Entries from a dataset:
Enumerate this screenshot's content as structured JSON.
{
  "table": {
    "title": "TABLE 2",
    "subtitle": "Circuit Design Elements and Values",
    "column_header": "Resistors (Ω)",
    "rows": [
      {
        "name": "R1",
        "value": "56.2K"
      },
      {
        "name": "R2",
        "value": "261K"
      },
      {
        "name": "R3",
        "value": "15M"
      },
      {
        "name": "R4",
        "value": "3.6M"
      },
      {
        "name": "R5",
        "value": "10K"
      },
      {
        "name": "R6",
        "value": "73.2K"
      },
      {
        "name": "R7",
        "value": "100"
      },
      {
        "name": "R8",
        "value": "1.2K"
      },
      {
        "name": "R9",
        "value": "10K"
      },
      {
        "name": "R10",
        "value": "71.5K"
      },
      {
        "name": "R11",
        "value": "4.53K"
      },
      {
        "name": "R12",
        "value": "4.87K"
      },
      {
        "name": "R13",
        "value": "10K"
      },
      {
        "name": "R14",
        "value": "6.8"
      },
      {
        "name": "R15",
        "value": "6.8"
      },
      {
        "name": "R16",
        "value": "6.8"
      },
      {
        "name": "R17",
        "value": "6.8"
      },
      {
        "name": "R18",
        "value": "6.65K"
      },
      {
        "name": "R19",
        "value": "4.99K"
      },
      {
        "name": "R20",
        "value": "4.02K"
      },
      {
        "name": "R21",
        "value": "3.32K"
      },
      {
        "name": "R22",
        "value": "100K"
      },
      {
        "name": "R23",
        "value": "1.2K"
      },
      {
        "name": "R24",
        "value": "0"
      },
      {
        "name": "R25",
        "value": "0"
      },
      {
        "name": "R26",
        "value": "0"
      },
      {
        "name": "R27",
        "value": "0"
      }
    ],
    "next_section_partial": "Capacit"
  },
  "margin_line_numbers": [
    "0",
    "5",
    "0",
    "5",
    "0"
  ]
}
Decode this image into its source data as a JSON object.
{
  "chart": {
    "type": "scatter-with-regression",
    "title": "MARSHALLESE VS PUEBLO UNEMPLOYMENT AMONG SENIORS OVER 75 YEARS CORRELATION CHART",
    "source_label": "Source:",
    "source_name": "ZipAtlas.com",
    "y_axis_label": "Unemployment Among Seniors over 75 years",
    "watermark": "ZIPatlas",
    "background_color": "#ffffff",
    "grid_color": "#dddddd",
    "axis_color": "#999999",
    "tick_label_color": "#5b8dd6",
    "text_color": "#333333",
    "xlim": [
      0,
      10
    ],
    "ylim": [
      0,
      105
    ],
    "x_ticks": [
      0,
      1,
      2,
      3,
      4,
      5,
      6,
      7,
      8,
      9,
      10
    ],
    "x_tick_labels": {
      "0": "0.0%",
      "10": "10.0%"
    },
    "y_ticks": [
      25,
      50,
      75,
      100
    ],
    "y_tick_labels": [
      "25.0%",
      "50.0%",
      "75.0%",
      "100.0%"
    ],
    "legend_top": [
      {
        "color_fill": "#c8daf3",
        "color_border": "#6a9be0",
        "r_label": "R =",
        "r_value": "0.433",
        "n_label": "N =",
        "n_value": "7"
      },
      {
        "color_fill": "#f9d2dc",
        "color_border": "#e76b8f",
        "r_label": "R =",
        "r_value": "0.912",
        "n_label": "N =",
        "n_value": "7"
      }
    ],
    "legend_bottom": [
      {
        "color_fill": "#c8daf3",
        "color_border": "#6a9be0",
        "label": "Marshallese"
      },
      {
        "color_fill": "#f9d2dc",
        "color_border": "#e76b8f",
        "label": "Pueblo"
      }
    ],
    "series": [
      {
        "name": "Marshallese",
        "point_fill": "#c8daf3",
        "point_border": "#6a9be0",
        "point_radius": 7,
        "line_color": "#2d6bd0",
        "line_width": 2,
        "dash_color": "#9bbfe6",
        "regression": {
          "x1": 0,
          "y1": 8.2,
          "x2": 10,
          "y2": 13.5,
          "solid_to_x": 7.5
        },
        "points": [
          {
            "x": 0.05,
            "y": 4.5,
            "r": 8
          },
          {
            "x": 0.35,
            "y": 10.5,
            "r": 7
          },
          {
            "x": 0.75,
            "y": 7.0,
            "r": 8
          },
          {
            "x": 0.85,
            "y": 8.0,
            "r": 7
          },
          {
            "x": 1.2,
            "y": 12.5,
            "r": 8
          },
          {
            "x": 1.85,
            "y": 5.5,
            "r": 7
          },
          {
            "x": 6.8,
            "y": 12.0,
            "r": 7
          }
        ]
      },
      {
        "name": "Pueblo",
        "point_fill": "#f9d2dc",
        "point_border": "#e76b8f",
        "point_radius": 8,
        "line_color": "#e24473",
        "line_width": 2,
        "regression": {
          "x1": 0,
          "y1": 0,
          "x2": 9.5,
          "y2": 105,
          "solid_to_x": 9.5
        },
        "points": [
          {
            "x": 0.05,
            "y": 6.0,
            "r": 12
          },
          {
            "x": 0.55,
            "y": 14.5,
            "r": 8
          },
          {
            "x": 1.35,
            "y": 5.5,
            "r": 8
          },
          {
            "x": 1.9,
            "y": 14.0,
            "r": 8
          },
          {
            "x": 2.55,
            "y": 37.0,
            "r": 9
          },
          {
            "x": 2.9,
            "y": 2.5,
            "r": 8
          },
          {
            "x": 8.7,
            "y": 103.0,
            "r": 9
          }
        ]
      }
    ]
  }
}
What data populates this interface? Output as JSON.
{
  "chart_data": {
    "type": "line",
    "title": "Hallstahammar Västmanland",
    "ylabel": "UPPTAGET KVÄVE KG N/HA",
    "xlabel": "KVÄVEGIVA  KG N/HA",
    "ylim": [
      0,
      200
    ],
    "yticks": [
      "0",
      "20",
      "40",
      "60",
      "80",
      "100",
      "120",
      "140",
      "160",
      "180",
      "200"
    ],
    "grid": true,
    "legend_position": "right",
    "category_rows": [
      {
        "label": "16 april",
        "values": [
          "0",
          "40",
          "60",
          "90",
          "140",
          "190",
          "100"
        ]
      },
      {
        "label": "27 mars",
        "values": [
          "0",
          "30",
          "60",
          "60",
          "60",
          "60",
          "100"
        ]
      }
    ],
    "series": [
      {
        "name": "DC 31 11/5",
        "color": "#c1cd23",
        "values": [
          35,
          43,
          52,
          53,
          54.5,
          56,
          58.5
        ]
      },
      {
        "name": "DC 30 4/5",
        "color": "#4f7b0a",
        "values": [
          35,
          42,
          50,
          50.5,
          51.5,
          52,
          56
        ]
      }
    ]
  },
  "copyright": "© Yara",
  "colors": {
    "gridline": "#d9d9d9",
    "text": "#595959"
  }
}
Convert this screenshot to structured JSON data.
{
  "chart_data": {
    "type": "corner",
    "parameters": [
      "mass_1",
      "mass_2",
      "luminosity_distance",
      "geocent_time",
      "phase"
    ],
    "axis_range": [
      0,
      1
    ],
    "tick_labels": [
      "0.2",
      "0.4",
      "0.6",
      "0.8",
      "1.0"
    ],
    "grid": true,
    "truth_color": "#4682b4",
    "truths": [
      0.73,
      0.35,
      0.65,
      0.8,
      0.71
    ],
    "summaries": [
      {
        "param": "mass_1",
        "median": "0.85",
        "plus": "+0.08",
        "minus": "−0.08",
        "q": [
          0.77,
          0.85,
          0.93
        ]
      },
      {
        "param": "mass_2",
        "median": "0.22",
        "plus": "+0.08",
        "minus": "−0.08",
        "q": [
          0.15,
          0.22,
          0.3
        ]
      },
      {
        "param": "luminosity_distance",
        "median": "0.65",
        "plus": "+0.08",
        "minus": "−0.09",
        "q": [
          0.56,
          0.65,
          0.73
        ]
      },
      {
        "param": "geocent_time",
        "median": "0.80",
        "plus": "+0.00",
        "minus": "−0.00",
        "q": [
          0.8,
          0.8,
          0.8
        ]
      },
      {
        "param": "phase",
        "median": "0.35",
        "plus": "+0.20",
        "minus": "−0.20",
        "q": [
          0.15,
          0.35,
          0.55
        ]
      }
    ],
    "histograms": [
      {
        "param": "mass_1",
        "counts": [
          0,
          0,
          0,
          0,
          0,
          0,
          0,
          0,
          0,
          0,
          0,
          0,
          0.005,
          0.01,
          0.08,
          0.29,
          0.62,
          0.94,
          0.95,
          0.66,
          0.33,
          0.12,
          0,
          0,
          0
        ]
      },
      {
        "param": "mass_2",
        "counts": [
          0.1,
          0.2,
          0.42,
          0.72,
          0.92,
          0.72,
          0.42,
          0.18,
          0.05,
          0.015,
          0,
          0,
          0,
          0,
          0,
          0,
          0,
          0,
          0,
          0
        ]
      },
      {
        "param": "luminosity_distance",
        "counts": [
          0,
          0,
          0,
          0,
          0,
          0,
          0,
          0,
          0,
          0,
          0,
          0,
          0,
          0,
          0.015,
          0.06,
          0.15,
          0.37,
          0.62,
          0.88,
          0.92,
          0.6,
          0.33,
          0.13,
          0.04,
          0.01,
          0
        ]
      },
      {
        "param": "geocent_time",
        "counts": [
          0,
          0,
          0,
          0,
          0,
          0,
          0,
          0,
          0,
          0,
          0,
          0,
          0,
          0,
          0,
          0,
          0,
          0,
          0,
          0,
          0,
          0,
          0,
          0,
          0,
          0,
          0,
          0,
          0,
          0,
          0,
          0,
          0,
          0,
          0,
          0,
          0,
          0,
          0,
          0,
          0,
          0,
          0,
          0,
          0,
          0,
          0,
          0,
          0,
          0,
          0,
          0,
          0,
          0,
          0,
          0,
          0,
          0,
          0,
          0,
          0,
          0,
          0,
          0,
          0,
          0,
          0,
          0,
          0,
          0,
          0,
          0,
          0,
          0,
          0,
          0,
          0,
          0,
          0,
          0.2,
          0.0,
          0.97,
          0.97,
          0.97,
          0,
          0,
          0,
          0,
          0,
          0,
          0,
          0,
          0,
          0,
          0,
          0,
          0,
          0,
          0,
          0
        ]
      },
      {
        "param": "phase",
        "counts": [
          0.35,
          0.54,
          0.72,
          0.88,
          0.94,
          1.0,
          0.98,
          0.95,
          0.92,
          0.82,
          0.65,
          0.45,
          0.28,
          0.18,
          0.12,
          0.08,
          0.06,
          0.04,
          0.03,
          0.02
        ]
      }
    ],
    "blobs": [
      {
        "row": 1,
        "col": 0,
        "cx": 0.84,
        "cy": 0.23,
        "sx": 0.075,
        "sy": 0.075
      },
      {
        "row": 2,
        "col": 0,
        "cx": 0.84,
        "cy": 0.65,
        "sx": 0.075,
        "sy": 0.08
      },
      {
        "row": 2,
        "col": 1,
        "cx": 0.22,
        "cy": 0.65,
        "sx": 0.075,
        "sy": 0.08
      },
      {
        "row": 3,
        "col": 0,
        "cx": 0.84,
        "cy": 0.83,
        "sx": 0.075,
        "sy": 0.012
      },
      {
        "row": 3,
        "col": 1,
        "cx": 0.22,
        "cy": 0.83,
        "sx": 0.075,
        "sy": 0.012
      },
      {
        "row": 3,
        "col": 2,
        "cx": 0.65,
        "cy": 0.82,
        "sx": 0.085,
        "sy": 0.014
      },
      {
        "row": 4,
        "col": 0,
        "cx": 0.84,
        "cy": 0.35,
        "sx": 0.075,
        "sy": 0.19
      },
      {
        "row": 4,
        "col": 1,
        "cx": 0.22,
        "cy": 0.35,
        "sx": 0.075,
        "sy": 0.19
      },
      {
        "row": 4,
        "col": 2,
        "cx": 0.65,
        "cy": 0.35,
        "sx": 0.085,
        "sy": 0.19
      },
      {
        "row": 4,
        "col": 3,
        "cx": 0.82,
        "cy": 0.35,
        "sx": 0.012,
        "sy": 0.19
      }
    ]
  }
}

■ Exercise directions: Identify lines with the string "structured". Copy each one.

■ Final answer:
Enumerate this screenshot's content as structured JSON.
Convert this screenshot to structured JSON data.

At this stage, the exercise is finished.